What you need to do: The records below hold pictures; please leave those out and retype the rest exactly.

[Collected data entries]
--
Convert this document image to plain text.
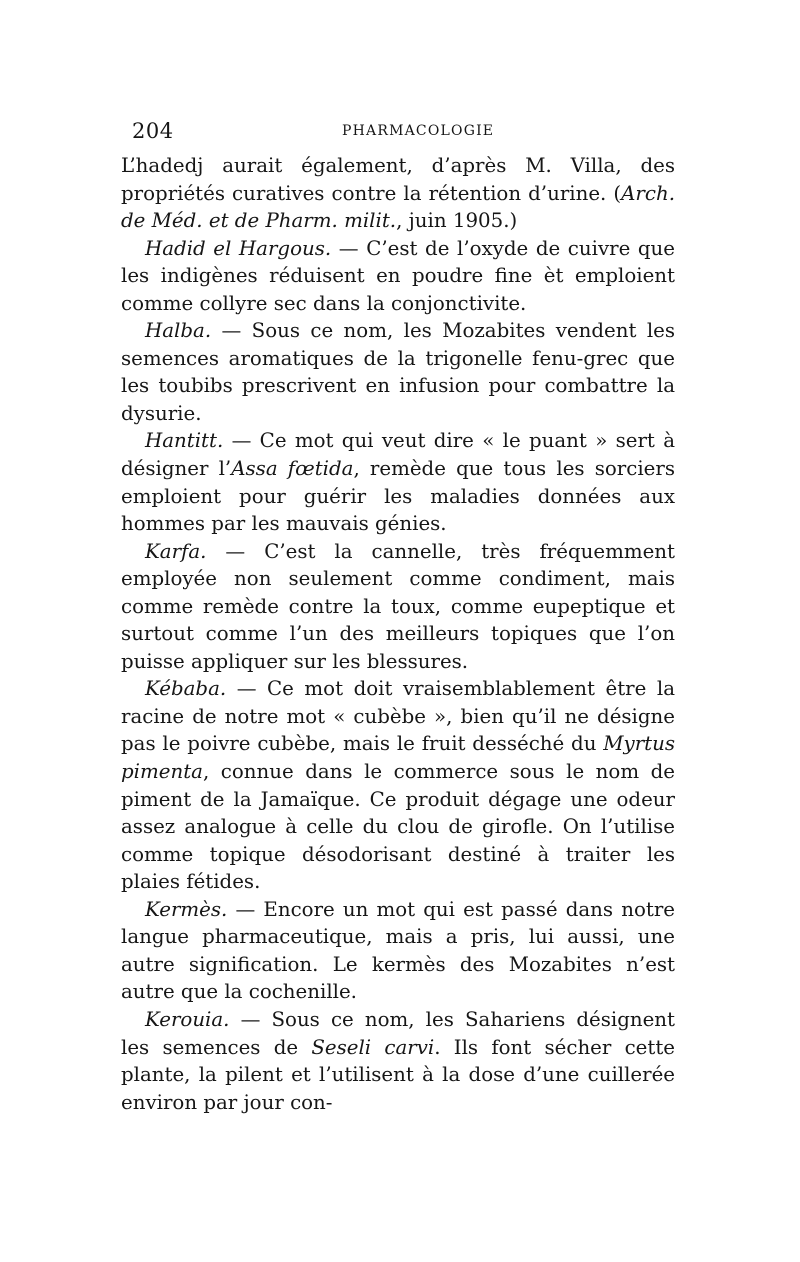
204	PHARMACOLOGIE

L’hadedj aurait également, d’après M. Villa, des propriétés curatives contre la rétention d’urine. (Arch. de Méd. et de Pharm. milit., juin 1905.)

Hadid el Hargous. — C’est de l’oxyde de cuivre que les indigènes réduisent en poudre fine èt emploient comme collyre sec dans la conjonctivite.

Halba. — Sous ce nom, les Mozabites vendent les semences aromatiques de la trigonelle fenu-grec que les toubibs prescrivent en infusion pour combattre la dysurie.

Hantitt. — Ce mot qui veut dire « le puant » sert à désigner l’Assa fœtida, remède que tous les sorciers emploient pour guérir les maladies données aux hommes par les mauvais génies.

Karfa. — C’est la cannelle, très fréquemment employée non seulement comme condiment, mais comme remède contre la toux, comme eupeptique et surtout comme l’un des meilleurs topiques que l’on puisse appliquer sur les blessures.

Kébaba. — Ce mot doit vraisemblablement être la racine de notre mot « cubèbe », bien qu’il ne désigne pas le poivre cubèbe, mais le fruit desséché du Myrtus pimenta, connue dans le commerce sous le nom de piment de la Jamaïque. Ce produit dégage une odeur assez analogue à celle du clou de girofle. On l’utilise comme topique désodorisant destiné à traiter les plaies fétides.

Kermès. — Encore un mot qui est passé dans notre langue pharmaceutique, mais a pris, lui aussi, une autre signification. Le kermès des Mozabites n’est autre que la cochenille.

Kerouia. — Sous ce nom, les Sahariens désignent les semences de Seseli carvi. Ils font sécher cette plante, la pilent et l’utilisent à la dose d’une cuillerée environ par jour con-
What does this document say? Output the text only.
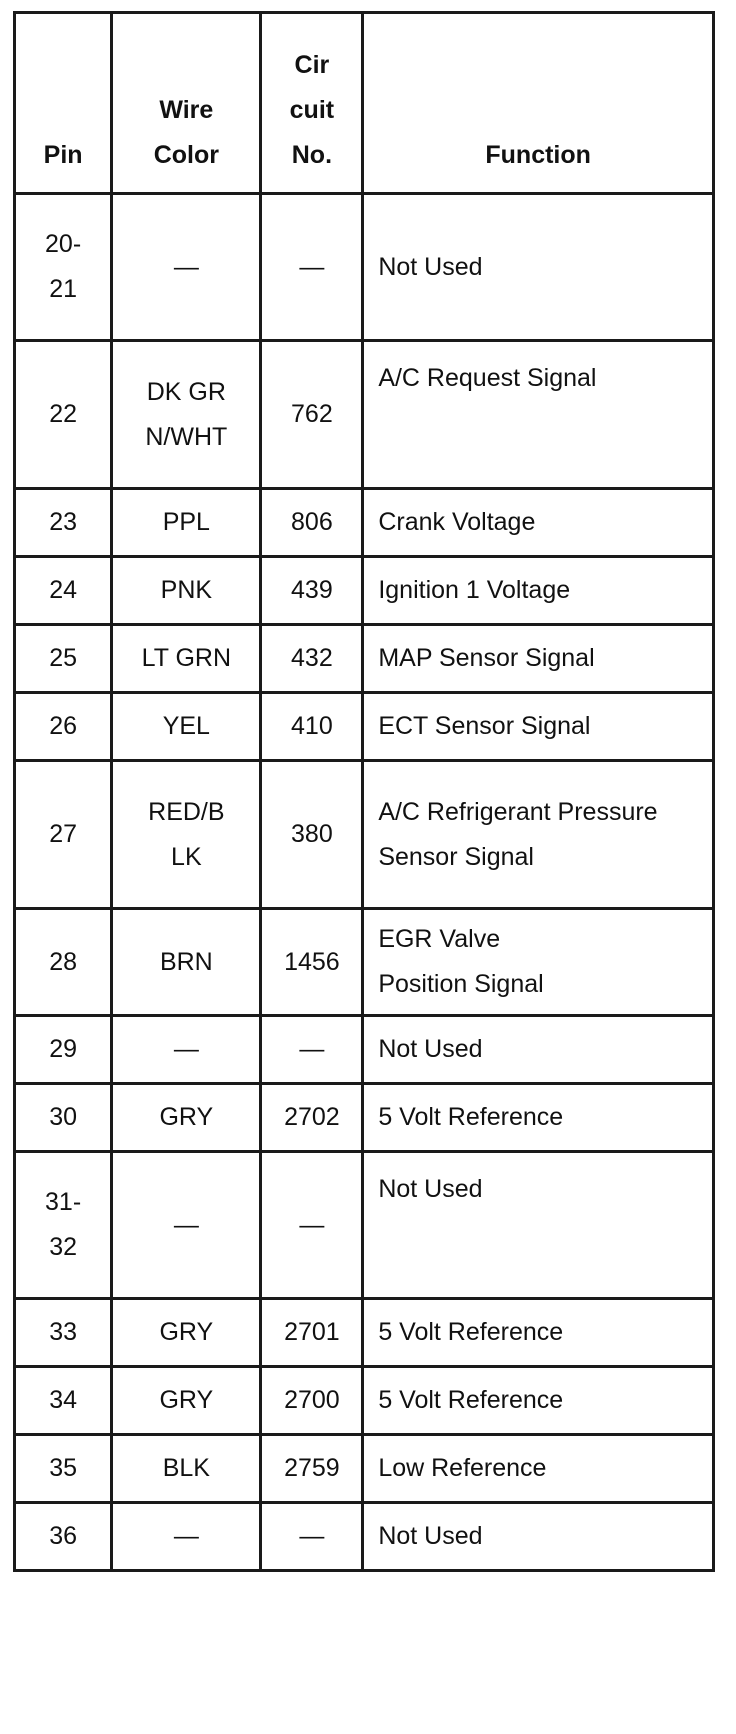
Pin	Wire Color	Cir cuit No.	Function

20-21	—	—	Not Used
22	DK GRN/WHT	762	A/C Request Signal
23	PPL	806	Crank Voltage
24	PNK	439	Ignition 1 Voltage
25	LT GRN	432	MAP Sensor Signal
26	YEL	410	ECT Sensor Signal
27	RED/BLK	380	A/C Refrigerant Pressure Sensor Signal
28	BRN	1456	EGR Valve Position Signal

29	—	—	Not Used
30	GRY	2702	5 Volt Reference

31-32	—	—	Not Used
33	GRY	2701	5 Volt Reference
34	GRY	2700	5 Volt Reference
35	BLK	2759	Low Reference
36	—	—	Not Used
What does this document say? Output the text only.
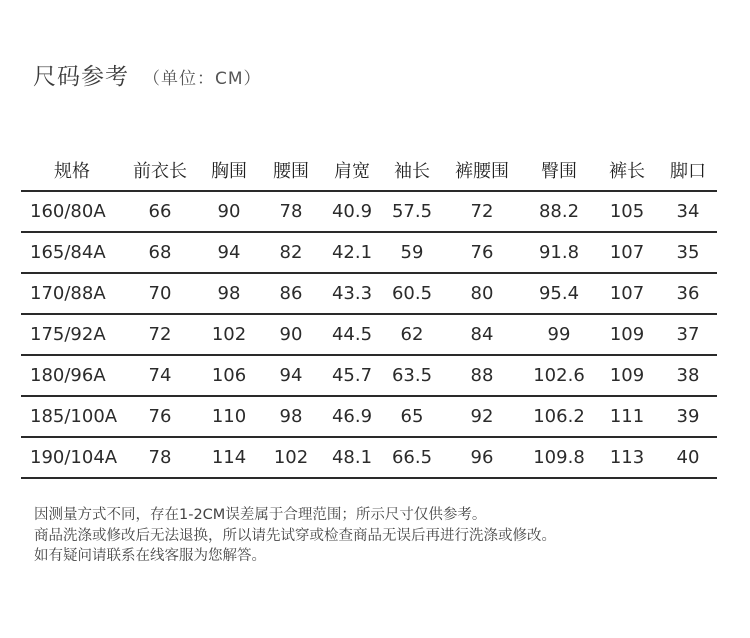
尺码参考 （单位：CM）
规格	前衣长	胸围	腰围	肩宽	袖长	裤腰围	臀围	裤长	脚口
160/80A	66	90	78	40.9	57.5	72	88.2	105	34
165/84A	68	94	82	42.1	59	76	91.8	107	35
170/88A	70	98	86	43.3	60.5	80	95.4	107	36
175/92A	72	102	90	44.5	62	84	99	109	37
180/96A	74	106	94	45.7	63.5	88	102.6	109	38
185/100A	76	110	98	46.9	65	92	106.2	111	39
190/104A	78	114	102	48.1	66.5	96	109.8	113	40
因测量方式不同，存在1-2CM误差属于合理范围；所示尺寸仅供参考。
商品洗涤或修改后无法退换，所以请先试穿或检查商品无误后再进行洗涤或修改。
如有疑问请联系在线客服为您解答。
--
Task output:
Convert this document image to plain text.
204	PHARMACOLOGIE

L’hadedj aurait également, d’après M. Villa, des propriétés curatives contre la rétention d’urine. (Arch. de Méd. et de Pharm. milit., juin 1905.)

Hadid el Hargous. — C’est de l’oxyde de cuivre que les indigènes réduisent en poudre fine èt emploient comme collyre sec dans la conjonctivite.

Halba. — Sous ce nom, les Mozabites vendent les semences aromatiques de la trigonelle fenu-grec que les toubibs prescrivent en infusion pour combattre la dysurie.

Hantitt. — Ce mot qui veut dire « le puant » sert à désigner l’Assa fœtida, remède que tous les sorciers emploient pour guérir les maladies données aux hommes par les mauvais génies.

Karfa. — C’est la cannelle, très fréquemment employée non seulement comme condiment, mais comme remède contre la toux, comme eupeptique et surtout comme l’un des meilleurs topiques que l’on puisse appliquer sur les blessures.

Kébaba. — Ce mot doit vraisemblablement être la racine de notre mot « cubèbe », bien qu’il ne désigne pas le poivre cubèbe, mais le fruit desséché du Myrtus pimenta, connue dans le commerce sous le nom de piment de la Jamaïque. Ce produit dégage une odeur assez analogue à celle du clou de girofle. On l’utilise comme topique désodorisant destiné à traiter les plaies fétides.

Kermès. — Encore un mot qui est passé dans notre langue pharmaceutique, mais a pris, lui aussi, une autre signification. Le kermès des Mozabites n’est autre que la cochenille.

Kerouia. — Sous ce nom, les Sahariens désignent les semences de Seseli carvi. Ils font sécher cette plante, la pilent et l’utilisent à la dose d’une cuillerée environ par jour con-
What does this document say? Output the text only.
Pin	Wire Color	Cir cuit No.	Function

20-21	—	—	Not Used
22	DK GRN/WHT	762	A/C Request Signal
23	PPL	806	Crank Voltage
24	PNK	439	Ignition 1 Voltage
25	LT GRN	432	MAP Sensor Signal
26	YEL	410	ECT Sensor Signal
27	RED/BLK	380	A/C Refrigerant Pressure Sensor Signal
28	BRN	1456	EGR Valve Position Signal

29	—	—	Not Used
30	GRY	2702	5 Volt Reference

31-32	—	—	Not Used
33	GRY	2701	5 Volt Reference
34	GRY	2700	5 Volt Reference
35	BLK	2759	Low Reference
36	—	—	Not Used
What does this document say? Output the text only.
尺码参考 （单位：CM）
规格	前衣长	胸围	腰围	肩宽	袖长	裤腰围	臀围	裤长	脚口
160/80A	66	90	78	40.9	57.5	72	88.2	105	34
165/84A	68	94	82	42.1	59	76	91.8	107	35
170/88A	70	98	86	43.3	60.5	80	95.4	107	36
175/92A	72	102	90	44.5	62	84	99	109	37
180/96A	74	106	94	45.7	63.5	88	102.6	109	38
185/100A	76	110	98	46.9	65	92	106.2	111	39
190/104A	78	114	102	48.1	66.5	96	109.8	113	40
因测量方式不同，存在1-2CM误差属于合理范围；所示尺寸仅供参考。
商品洗涤或修改后无法退换，所以请先试穿或检查商品无误后再进行洗涤或修改。
如有疑问请联系在线客服为您解答。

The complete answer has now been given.